### DATASET EXCERPTS
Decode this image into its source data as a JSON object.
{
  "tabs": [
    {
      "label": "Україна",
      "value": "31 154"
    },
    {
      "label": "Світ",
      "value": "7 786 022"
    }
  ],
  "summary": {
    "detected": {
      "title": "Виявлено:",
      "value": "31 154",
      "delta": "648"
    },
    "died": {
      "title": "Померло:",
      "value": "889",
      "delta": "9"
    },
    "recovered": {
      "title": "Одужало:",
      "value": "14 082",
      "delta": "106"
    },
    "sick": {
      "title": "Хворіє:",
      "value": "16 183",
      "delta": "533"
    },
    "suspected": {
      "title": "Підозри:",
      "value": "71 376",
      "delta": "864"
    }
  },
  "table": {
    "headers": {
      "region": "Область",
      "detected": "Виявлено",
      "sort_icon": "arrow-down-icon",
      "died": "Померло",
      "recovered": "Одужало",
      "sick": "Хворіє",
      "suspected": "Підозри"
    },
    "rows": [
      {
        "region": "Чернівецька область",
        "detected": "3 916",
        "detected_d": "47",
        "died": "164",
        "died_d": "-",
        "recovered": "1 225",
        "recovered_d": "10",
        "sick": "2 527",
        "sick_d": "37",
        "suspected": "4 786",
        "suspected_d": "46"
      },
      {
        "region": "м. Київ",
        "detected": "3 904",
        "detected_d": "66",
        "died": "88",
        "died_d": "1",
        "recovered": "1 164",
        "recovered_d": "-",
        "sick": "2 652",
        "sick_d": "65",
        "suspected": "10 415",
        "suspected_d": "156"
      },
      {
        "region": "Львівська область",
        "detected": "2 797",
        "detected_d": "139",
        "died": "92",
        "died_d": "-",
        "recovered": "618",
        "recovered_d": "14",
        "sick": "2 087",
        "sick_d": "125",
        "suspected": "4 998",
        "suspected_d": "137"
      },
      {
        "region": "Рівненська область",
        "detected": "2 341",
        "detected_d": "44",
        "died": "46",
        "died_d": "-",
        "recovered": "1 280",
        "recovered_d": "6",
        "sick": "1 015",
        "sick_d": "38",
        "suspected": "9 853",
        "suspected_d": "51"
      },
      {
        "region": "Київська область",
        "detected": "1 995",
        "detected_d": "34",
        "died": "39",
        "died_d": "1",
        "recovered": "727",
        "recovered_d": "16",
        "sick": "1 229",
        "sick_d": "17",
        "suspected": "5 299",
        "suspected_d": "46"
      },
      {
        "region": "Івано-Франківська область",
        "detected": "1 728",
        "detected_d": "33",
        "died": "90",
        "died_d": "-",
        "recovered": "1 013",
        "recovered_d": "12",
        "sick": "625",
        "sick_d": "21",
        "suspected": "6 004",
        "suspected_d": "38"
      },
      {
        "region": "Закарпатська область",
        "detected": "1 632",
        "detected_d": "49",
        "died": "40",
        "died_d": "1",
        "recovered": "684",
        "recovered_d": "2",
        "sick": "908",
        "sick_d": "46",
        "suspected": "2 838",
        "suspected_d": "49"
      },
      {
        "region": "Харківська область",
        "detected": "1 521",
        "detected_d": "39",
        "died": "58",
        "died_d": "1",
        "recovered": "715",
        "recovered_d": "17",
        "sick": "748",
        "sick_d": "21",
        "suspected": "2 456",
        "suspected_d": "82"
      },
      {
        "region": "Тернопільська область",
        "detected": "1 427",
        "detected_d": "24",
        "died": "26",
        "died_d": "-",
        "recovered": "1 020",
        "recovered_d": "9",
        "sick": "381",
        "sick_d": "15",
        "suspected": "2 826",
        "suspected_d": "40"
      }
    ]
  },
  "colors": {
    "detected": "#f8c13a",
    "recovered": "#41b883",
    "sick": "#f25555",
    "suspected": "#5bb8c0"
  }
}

### SHORT PROBLEM
Each line containing the word "region" counts once; say how many such lines there are, giving only the number.

### OUTPUT OF THE TASK
10